◆ **DO THIS**:
Please pull out every line that includes the string "public".

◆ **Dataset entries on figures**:
◆ ◆ ◆ ◆ ◆

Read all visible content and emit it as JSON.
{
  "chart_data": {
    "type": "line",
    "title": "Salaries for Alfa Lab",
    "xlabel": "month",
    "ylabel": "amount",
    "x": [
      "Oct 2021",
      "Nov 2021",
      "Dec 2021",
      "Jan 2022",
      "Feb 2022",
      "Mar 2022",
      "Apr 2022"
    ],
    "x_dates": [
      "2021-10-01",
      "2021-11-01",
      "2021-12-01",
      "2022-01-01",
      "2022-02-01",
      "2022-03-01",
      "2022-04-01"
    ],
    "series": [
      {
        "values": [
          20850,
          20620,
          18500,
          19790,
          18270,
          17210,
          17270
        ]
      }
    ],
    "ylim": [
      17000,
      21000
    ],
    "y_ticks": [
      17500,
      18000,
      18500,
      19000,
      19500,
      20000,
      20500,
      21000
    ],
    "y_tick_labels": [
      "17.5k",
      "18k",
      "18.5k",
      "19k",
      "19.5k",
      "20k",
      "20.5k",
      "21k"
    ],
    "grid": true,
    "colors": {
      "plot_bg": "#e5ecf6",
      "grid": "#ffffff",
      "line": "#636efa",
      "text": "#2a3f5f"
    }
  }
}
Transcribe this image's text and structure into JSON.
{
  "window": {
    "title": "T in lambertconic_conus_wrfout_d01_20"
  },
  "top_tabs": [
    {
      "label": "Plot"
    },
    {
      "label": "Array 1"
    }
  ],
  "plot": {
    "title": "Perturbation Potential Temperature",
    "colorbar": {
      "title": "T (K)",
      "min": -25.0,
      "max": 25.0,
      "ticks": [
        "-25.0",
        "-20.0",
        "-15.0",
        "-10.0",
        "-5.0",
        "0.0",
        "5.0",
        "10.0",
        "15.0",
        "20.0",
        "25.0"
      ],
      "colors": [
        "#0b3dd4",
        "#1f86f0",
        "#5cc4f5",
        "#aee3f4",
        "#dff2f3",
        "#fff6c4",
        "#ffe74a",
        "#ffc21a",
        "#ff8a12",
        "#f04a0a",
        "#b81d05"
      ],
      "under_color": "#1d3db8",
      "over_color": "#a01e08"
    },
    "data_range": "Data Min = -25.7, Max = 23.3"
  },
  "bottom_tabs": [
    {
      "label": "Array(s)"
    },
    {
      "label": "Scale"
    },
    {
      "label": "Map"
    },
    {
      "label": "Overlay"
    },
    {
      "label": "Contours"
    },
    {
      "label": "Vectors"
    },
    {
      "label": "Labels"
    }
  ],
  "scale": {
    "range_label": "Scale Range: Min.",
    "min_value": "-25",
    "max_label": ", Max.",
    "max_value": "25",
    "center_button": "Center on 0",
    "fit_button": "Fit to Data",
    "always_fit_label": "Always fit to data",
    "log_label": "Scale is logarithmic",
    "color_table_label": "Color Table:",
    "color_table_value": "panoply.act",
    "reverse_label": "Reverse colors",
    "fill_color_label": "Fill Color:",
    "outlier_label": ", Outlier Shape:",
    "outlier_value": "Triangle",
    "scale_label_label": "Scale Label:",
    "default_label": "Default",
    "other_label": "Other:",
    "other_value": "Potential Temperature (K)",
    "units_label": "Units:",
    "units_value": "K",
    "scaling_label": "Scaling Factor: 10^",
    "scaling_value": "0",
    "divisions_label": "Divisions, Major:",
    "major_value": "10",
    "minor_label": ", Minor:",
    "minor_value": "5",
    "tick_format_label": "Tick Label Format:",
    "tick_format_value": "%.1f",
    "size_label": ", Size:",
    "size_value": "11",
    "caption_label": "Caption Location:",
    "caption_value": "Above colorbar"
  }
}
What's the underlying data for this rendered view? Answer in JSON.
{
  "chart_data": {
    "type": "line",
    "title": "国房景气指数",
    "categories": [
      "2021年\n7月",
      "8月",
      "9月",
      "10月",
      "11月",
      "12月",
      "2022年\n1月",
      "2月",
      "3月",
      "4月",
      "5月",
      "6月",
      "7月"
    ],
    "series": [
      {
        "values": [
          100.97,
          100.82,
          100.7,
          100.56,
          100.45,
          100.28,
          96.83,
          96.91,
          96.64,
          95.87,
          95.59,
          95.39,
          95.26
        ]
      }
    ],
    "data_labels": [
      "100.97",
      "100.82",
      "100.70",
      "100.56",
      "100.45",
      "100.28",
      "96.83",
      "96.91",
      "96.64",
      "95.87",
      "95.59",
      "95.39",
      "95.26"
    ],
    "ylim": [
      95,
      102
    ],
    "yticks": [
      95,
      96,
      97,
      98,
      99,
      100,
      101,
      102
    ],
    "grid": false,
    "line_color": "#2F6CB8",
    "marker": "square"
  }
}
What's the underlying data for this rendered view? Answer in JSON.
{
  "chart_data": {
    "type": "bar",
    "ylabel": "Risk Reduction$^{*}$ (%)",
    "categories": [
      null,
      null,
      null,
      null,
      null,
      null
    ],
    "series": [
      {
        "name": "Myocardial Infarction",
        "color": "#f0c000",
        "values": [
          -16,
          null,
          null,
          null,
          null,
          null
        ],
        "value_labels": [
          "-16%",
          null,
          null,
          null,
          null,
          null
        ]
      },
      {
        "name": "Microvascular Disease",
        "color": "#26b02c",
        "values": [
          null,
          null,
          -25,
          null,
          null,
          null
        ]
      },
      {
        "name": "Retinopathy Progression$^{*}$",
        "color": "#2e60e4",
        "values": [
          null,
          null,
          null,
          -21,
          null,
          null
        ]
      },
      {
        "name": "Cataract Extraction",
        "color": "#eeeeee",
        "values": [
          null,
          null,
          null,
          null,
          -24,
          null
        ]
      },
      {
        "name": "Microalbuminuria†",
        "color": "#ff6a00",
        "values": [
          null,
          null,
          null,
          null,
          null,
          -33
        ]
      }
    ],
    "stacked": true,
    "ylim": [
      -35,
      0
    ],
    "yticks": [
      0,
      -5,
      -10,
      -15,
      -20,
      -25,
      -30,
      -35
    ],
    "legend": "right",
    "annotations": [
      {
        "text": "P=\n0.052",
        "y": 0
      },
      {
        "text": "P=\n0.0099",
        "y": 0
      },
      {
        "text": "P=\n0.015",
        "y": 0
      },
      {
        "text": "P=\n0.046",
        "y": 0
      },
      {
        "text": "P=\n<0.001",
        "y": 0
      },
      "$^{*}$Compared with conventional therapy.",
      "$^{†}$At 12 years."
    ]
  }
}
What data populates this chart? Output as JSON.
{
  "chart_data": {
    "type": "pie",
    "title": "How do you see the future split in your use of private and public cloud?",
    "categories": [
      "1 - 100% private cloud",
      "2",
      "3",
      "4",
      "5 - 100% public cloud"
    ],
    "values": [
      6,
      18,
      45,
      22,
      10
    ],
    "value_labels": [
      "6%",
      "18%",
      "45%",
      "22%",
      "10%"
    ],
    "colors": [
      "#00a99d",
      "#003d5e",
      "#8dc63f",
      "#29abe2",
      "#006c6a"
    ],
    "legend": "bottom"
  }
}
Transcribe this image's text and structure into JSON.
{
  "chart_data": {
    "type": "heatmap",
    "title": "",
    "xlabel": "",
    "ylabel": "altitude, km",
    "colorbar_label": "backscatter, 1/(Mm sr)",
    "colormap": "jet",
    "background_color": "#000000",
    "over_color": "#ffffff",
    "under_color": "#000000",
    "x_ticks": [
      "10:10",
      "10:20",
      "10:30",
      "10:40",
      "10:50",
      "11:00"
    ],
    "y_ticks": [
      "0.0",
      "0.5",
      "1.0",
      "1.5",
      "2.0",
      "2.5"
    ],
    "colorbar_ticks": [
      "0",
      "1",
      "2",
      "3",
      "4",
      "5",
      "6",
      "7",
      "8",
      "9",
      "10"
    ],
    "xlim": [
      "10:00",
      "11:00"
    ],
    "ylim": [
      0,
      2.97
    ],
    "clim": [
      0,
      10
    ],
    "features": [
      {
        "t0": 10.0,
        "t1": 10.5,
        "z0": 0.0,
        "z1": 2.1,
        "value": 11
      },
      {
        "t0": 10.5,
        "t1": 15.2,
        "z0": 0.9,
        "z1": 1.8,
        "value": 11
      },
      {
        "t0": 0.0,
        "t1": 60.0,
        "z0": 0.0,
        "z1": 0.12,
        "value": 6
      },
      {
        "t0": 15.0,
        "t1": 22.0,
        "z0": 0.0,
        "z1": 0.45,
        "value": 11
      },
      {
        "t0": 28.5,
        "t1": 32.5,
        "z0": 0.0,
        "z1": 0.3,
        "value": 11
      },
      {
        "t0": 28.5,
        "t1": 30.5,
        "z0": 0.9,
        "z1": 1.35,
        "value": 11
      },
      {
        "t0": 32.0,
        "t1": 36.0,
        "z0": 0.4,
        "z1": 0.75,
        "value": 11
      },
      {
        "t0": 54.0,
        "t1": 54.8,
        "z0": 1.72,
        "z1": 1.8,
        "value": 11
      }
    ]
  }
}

◆ ◆ ◆ ◆ ◆

◆ **WRITTEN SOLUTION**:
    "title": "How do you see the future split in your use of private and public cloud?",
      "5 - 100% public cloud"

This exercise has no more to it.